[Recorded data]
* START *
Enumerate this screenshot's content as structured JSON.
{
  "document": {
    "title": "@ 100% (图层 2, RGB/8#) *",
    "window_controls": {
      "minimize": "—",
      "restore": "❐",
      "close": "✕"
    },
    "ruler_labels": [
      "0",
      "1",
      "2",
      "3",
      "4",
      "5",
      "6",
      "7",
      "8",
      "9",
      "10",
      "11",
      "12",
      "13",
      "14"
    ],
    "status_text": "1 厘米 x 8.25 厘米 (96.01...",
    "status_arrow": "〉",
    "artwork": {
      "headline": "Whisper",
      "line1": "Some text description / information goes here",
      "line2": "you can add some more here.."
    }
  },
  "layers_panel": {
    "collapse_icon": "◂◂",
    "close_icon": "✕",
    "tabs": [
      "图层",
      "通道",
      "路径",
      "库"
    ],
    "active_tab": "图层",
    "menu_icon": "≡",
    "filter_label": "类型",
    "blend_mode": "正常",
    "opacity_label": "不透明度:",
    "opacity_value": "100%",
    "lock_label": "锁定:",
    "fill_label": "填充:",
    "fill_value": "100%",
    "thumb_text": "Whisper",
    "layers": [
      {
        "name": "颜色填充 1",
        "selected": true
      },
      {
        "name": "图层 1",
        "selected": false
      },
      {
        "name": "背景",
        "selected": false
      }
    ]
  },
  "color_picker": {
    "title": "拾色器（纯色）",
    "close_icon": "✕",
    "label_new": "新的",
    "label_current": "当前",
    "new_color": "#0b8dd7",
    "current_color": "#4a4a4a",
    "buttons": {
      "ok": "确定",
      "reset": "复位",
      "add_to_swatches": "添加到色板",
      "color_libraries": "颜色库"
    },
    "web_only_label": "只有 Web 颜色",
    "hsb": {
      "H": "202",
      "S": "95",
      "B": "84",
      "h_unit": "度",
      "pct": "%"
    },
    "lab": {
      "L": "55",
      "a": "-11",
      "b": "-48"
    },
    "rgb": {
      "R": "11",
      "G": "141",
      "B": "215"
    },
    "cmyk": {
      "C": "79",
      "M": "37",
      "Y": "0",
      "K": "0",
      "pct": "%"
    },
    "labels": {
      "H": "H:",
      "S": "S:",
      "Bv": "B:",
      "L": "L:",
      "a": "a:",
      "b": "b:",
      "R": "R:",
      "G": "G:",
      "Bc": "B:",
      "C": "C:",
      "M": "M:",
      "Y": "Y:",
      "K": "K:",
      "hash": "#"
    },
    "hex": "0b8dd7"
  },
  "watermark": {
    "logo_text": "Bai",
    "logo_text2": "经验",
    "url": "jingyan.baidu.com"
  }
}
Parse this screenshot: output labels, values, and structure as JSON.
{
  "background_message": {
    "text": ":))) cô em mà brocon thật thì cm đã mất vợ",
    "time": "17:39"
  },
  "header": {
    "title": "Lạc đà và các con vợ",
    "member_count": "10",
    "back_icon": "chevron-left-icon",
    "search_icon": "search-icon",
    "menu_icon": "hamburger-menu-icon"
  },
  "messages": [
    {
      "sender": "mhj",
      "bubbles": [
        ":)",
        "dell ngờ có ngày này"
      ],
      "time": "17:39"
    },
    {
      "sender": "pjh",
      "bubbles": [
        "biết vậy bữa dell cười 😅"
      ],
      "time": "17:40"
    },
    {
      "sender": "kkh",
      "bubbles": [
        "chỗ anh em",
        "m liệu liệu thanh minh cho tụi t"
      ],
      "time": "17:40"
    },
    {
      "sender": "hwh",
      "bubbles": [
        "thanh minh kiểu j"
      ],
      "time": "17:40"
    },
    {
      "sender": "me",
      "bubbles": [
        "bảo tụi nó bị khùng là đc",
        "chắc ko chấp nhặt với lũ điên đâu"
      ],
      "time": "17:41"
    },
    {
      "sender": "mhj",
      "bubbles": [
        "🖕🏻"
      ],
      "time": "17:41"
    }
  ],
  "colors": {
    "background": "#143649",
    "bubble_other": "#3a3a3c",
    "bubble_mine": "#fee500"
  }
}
* END *
* _Your instructions_:
Give all the records again. Match them exactly.

* _Expected output_:
Enumerate this screenshot's content as structured JSON.
{
  "document": {
    "title": "@ 100% (图层 2, RGB/8#) *",
    "window_controls": {
      "minimize": "—",
      "restore": "❐",
      "close": "✕"
    },
    "ruler_labels": [
      "0",
      "1",
      "2",
      "3",
      "4",
      "5",
      "6",
      "7",
      "8",
      "9",
      "10",
      "11",
      "12",
      "13",
      "14"
    ],
    "status_text": "1 厘米 x 8.25 厘米 (96.01...",
    "status_arrow": "〉",
    "artwork": {
      "headline": "Whisper",
      "line1": "Some text description / information goes here",
      "line2": "you can add some more here.."
    }
  },
  "layers_panel": {
    "collapse_icon": "◂◂",
    "close_icon": "✕",
    "tabs": [
      "图层",
      "通道",
      "路径",
      "库"
    ],
    "active_tab": "图层",
    "menu_icon": "≡",
    "filter_label": "类型",
    "blend_mode": "正常",
    "opacity_label": "不透明度:",
    "opacity_value": "100%",
    "lock_label": "锁定:",
    "fill_label": "填充:",
    "fill_value": "100%",
    "thumb_text": "Whisper",
    "layers": [
      {
        "name": "颜色填充 1",
        "selected": true
      },
      {
        "name": "图层 1",
        "selected": false
      },
      {
        "name": "背景",
        "selected": false
      }
    ]
  },
  "color_picker": {
    "title": "拾色器（纯色）",
    "close_icon": "✕",
    "label_new": "新的",
    "label_current": "当前",
    "new_color": "#0b8dd7",
    "current_color": "#4a4a4a",
    "buttons": {
      "ok": "确定",
      "reset": "复位",
      "add_to_swatches": "添加到色板",
      "color_libraries": "颜色库"
    },
    "web_only_label": "只有 Web 颜色",
    "hsb": {
      "H": "202",
      "S": "95",
      "B": "84",
      "h_unit": "度",
      "pct": "%"
    },
    "lab": {
      "L": "55",
      "a": "-11",
      "b": "-48"
    },
    "rgb": {
      "R": "11",
      "G": "141",
      "B": "215"
    },
    "cmyk": {
      "C": "79",
      "M": "37",
      "Y": "0",
      "K": "0",
      "pct": "%"
    },
    "labels": {
      "H": "H:",
      "S": "S:",
      "Bv": "B:",
      "L": "L:",
      "a": "a:",
      "b": "b:",
      "R": "R:",
      "G": "G:",
      "Bc": "B:",
      "C": "C:",
      "M": "M:",
      "Y": "Y:",
      "K": "K:",
      "hash": "#"
    },
    "hex": "0b8dd7"
  },
  "watermark": {
    "logo_text": "Bai",
    "logo_text2": "经验",
    "url": "jingyan.baidu.com"
  }
}
Parse this screenshot: output labels, values, and structure as JSON.
{
  "background_message": {
    "text": ":))) cô em mà brocon thật thì cm đã mất vợ",
    "time": "17:39"
  },
  "header": {
    "title": "Lạc đà và các con vợ",
    "member_count": "10",
    "back_icon": "chevron-left-icon",
    "search_icon": "search-icon",
    "menu_icon": "hamburger-menu-icon"
  },
  "messages": [
    {
      "sender": "mhj",
      "bubbles": [
        ":)",
        "dell ngờ có ngày này"
      ],
      "time": "17:39"
    },
    {
      "sender": "pjh",
      "bubbles": [
        "biết vậy bữa dell cười 😅"
      ],
      "time": "17:40"
    },
    {
      "sender": "kkh",
      "bubbles": [
        "chỗ anh em",
        "m liệu liệu thanh minh cho tụi t"
      ],
      "time": "17:40"
    },
    {
      "sender": "hwh",
      "bubbles": [
        "thanh minh kiểu j"
      ],
      "time": "17:40"
    },
    {
      "sender": "me",
      "bubbles": [
        "bảo tụi nó bị khùng là đc",
        "chắc ko chấp nhặt với lũ điên đâu"
      ],
      "time": "17:41"
    },
    {
      "sender": "mhj",
      "bubbles": [
        "🖕🏻"
      ],
      "time": "17:41"
    }
  ],
  "colors": {
    "background": "#143649",
    "bubble_other": "#3a3a3c",
    "bubble_mine": "#fee500"
  }
}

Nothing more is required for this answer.